─── Available data

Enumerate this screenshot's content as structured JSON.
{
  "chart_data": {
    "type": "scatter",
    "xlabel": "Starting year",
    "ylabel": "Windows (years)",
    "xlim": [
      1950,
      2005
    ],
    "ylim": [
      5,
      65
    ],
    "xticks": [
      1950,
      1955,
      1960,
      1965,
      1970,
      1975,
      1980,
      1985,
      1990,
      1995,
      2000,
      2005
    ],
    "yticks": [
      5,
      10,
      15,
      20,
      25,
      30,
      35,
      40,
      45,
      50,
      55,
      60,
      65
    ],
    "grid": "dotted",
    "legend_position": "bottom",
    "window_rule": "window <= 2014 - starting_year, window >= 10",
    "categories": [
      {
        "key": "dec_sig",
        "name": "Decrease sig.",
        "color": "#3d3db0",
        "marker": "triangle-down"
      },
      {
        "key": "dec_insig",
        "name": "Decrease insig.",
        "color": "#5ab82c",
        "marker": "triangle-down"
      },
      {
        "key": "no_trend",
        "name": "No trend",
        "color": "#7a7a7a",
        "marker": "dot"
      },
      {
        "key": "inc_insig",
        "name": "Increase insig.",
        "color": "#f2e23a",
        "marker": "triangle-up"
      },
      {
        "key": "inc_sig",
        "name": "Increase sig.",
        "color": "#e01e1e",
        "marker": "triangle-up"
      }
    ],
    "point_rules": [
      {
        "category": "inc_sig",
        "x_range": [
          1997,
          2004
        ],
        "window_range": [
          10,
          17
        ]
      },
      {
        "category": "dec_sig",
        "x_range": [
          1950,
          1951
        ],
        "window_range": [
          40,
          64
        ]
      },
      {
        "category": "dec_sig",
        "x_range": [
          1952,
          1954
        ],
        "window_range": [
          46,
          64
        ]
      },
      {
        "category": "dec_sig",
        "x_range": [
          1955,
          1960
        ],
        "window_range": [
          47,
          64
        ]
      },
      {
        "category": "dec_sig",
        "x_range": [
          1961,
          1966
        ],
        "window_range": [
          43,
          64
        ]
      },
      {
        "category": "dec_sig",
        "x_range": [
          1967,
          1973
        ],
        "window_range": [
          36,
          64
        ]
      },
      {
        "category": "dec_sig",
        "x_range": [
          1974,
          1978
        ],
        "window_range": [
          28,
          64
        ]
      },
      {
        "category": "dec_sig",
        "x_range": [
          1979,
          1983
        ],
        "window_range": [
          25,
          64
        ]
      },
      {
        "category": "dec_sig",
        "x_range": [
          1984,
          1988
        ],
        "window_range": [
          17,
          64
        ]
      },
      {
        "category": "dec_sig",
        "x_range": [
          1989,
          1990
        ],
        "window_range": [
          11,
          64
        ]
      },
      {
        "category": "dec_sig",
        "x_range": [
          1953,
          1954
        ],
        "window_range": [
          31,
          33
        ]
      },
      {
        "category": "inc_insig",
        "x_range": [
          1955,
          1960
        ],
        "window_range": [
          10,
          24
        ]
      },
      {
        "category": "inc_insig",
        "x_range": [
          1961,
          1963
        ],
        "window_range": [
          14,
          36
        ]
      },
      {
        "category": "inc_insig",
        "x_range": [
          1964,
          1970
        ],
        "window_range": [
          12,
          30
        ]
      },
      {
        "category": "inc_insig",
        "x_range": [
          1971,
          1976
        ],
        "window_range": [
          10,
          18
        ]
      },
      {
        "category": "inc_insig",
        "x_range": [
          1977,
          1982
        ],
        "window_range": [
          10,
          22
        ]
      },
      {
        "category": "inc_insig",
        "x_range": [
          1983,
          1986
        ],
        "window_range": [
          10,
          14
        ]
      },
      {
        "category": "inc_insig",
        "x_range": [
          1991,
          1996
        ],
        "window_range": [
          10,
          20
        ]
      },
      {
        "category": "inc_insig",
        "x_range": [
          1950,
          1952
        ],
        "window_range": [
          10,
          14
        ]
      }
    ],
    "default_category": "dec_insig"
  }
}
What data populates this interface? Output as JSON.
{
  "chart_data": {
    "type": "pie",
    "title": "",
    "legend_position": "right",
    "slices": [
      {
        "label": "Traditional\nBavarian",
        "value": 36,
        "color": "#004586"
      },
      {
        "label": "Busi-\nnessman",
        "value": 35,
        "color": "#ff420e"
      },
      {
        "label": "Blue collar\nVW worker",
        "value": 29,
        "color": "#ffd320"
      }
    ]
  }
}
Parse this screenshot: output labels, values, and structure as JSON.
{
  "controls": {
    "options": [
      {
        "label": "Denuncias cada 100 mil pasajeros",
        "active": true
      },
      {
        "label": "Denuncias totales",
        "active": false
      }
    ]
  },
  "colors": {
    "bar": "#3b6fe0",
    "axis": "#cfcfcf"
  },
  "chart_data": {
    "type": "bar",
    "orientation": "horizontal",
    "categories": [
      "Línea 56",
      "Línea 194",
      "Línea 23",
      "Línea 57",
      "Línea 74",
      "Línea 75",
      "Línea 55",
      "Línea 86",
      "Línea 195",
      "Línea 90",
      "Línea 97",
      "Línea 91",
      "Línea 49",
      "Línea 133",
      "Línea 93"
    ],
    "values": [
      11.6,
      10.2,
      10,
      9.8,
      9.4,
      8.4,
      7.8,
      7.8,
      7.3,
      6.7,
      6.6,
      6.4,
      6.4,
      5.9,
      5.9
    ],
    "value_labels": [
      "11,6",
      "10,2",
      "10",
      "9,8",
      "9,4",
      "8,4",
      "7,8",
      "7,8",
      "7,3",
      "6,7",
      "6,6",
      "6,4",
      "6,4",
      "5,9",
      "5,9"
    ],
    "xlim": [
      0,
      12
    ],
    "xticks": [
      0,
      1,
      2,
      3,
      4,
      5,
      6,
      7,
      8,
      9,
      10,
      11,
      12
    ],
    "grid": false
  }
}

──────

Copy down the material exactly as written.

Enumerate this screenshot's content as structured JSON.
{
  "chart_data": {
    "type": "scatter",
    "xlabel": "Starting year",
    "ylabel": "Windows (years)",
    "xlim": [
      1950,
      2005
    ],
    "ylim": [
      5,
      65
    ],
    "xticks": [
      1950,
      1955,
      1960,
      1965,
      1970,
      1975,
      1980,
      1985,
      1990,
      1995,
      2000,
      2005
    ],
    "yticks": [
      5,
      10,
      15,
      20,
      25,
      30,
      35,
      40,
      45,
      50,
      55,
      60,
      65
    ],
    "grid": "dotted",
    "legend_position": "bottom",
    "window_rule": "window <= 2014 - starting_year, window >= 10",
    "categories": [
      {
        "key": "dec_sig",
        "name": "Decrease sig.",
        "color": "#3d3db0",
        "marker": "triangle-down"
      },
      {
        "key": "dec_insig",
        "name": "Decrease insig.",
        "color": "#5ab82c",
        "marker": "triangle-down"
      },
      {
        "key": "no_trend",
        "name": "No trend",
        "color": "#7a7a7a",
        "marker": "dot"
      },
      {
        "key": "inc_insig",
        "name": "Increase insig.",
        "color": "#f2e23a",
        "marker": "triangle-up"
      },
      {
        "key": "inc_sig",
        "name": "Increase sig.",
        "color": "#e01e1e",
        "marker": "triangle-up"
      }
    ],
    "point_rules": [
      {
        "category": "inc_sig",
        "x_range": [
          1997,
          2004
        ],
        "window_range": [
          10,
          17
        ]
      },
      {
        "category": "dec_sig",
        "x_range": [
          1950,
          1951
        ],
        "window_range": [
          40,
          64
        ]
      },
      {
        "category": "dec_sig",
        "x_range": [
          1952,
          1954
        ],
        "window_range": [
          46,
          64
        ]
      },
      {
        "category": "dec_sig",
        "x_range": [
          1955,
          1960
        ],
        "window_range": [
          47,
          64
        ]
      },
      {
        "category": "dec_sig",
        "x_range": [
          1961,
          1966
        ],
        "window_range": [
          43,
          64
        ]
      },
      {
        "category": "dec_sig",
        "x_range": [
          1967,
          1973
        ],
        "window_range": [
          36,
          64
        ]
      },
      {
        "category": "dec_sig",
        "x_range": [
          1974,
          1978
        ],
        "window_range": [
          28,
          64
        ]
      },
      {
        "category": "dec_sig",
        "x_range": [
          1979,
          1983
        ],
        "window_range": [
          25,
          64
        ]
      },
      {
        "category": "dec_sig",
        "x_range": [
          1984,
          1988
        ],
        "window_range": [
          17,
          64
        ]
      },
      {
        "category": "dec_sig",
        "x_range": [
          1989,
          1990
        ],
        "window_range": [
          11,
          64
        ]
      },
      {
        "category": "dec_sig",
        "x_range": [
          1953,
          1954
        ],
        "window_range": [
          31,
          33
        ]
      },
      {
        "category": "inc_insig",
        "x_range": [
          1955,
          1960
        ],
        "window_range": [
          10,
          24
        ]
      },
      {
        "category": "inc_insig",
        "x_range": [
          1961,
          1963
        ],
        "window_range": [
          14,
          36
        ]
      },
      {
        "category": "inc_insig",
        "x_range": [
          1964,
          1970
        ],
        "window_range": [
          12,
          30
        ]
      },
      {
        "category": "inc_insig",
        "x_range": [
          1971,
          1976
        ],
        "window_range": [
          10,
          18
        ]
      },
      {
        "category": "inc_insig",
        "x_range": [
          1977,
          1982
        ],
        "window_range": [
          10,
          22
        ]
      },
      {
        "category": "inc_insig",
        "x_range": [
          1983,
          1986
        ],
        "window_range": [
          10,
          14
        ]
      },
      {
        "category": "inc_insig",
        "x_range": [
          1991,
          1996
        ],
        "window_range": [
          10,
          20
        ]
      },
      {
        "category": "inc_insig",
        "x_range": [
          1950,
          1952
        ],
        "window_range": [
          10,
          14
        ]
      }
    ],
    "default_category": "dec_insig"
  }
}
What data populates this interface? Output as JSON.
{
  "chart_data": {
    "type": "pie",
    "title": "",
    "legend_position": "right",
    "slices": [
      {
        "label": "Traditional\nBavarian",
        "value": 36,
        "color": "#004586"
      },
      {
        "label": "Busi-\nnessman",
        "value": 35,
        "color": "#ff420e"
      },
      {
        "label": "Blue collar\nVW worker",
        "value": 29,
        "color": "#ffd320"
      }
    ]
  }
}
Parse this screenshot: output labels, values, and structure as JSON.
{
  "controls": {
    "options": [
      {
        "label": "Denuncias cada 100 mil pasajeros",
        "active": true
      },
      {
        "label": "Denuncias totales",
        "active": false
      }
    ]
  },
  "colors": {
    "bar": "#3b6fe0",
    "axis": "#cfcfcf"
  },
  "chart_data": {
    "type": "bar",
    "orientation": "horizontal",
    "categories": [
      "Línea 56",
      "Línea 194",
      "Línea 23",
      "Línea 57",
      "Línea 74",
      "Línea 75",
      "Línea 55",
      "Línea 86",
      "Línea 195",
      "Línea 90",
      "Línea 97",
      "Línea 91",
      "Línea 49",
      "Línea 133",
      "Línea 93"
    ],
    "values": [
      11.6,
      10.2,
      10,
      9.8,
      9.4,
      8.4,
      7.8,
      7.8,
      7.3,
      6.7,
      6.6,
      6.4,
      6.4,
      5.9,
      5.9
    ],
    "value_labels": [
      "11,6",
      "10,2",
      "10",
      "9,8",
      "9,4",
      "8,4",
      "7,8",
      "7,8",
      "7,3",
      "6,7",
      "6,6",
      "6,4",
      "6,4",
      "5,9",
      "5,9"
    ],
    "xlim": [
      0,
      12
    ],
    "xticks": [
      0,
      1,
      2,
      3,
      4,
      5,
      6,
      7,
      8,
      9,
      10,
      11,
      12
    ],
    "grid": false
  }
}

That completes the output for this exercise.